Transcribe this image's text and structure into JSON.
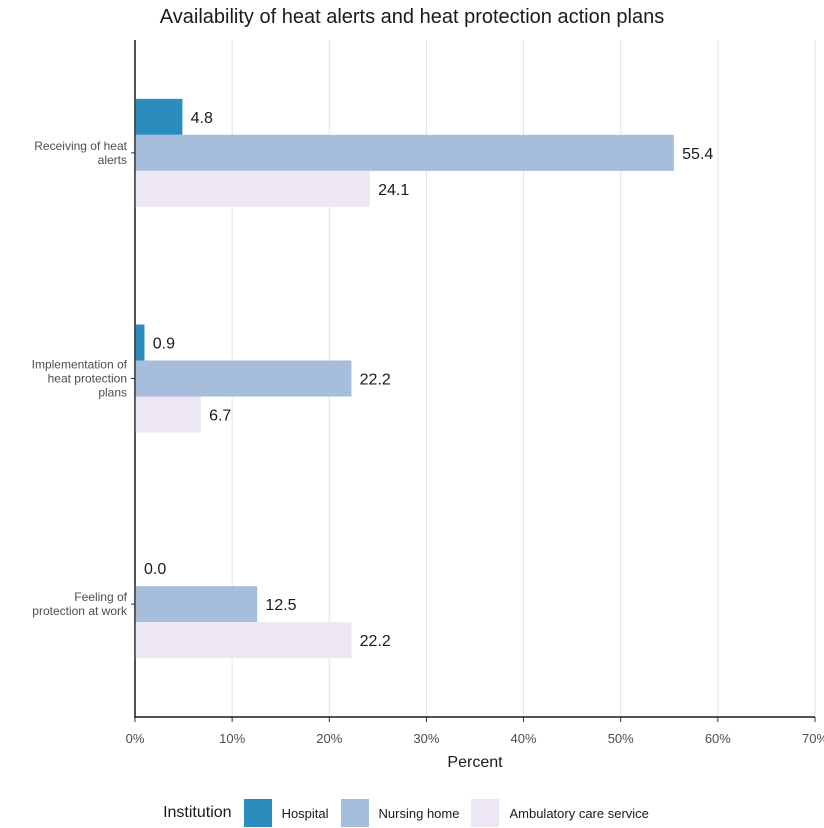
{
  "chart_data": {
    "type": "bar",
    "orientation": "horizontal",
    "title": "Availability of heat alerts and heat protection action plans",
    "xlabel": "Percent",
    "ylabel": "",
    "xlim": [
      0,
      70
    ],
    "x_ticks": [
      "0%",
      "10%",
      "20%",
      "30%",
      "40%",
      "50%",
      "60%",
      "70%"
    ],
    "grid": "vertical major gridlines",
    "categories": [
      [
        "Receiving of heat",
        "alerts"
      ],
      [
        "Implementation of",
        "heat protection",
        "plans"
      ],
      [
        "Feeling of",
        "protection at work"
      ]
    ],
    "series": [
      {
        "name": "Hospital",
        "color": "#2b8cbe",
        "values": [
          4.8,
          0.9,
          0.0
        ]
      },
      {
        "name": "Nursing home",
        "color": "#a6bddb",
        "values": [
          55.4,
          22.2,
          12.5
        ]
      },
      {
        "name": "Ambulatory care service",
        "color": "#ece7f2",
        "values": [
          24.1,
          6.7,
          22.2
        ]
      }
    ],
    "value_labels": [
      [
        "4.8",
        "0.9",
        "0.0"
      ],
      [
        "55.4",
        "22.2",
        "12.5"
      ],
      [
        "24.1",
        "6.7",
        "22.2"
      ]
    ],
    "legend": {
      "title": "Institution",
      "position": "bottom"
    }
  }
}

######

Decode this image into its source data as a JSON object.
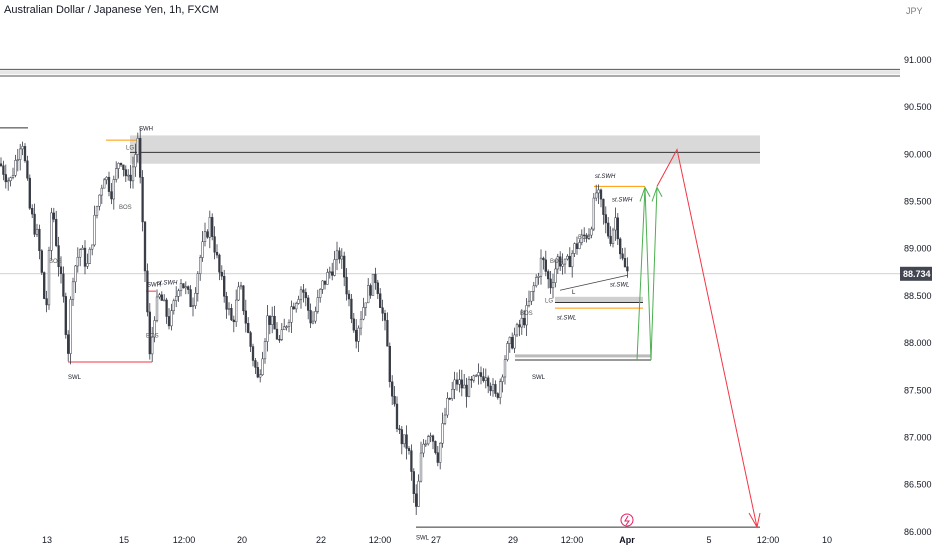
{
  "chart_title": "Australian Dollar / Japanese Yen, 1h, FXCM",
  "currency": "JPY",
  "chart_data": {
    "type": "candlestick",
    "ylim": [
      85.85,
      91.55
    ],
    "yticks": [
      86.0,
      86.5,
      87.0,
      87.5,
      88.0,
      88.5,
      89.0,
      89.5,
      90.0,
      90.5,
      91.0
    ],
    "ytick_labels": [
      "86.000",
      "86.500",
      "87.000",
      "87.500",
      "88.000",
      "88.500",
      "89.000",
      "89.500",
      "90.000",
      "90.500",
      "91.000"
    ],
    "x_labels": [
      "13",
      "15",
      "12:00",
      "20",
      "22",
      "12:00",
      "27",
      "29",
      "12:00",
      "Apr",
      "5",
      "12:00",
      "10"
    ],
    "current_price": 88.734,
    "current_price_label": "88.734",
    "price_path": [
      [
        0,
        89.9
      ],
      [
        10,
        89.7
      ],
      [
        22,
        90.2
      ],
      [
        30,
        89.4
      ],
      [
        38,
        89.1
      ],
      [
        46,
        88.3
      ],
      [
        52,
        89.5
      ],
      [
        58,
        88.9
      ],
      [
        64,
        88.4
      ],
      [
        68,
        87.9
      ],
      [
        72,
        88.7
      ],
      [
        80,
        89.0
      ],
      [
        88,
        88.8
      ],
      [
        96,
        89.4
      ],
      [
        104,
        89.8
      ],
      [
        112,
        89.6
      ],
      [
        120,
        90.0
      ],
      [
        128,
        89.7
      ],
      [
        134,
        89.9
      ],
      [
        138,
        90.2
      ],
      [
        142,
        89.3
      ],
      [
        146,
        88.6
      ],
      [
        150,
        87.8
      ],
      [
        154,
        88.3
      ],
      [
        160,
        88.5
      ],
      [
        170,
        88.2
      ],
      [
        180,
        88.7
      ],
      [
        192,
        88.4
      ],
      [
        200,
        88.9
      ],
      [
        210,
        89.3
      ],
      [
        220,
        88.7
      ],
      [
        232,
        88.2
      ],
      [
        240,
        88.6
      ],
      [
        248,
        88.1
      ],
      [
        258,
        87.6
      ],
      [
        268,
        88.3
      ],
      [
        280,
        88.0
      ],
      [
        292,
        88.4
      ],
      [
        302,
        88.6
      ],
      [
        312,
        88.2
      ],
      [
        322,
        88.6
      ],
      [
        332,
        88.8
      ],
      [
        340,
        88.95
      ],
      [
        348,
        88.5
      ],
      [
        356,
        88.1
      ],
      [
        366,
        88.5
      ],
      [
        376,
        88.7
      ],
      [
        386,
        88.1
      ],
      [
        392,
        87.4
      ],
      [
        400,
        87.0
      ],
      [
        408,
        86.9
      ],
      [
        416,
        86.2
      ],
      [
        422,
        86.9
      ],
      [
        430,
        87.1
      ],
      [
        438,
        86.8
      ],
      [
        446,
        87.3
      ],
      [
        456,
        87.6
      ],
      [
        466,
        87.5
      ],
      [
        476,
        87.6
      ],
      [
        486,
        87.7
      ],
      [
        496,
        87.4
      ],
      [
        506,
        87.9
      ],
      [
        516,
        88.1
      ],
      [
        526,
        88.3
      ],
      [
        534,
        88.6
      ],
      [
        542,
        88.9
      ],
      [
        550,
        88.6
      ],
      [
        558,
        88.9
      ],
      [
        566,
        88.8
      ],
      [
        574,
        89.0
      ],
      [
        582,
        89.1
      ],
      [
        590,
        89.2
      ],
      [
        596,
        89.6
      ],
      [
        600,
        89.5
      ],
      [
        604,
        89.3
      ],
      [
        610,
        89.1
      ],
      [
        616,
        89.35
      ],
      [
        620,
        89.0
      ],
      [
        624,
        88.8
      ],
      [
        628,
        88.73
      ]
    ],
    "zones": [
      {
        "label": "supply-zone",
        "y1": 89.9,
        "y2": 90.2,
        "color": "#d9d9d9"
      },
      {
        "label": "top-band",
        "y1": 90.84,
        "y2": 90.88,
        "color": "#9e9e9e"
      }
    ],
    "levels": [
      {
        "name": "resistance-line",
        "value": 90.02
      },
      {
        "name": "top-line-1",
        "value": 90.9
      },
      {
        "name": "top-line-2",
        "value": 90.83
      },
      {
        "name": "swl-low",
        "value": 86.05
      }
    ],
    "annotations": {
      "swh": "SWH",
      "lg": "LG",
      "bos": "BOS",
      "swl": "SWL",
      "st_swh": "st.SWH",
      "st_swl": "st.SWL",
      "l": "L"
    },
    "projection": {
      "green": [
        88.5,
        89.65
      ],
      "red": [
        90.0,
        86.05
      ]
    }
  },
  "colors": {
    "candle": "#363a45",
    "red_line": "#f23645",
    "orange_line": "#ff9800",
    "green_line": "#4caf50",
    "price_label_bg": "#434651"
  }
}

######

* _Exercise objective_: Find and copy each line above that includes the string "image".

* _Exercise response_:
Transcribe this image's text and structure into JSON.
Decode this image into its source data as a JSON object.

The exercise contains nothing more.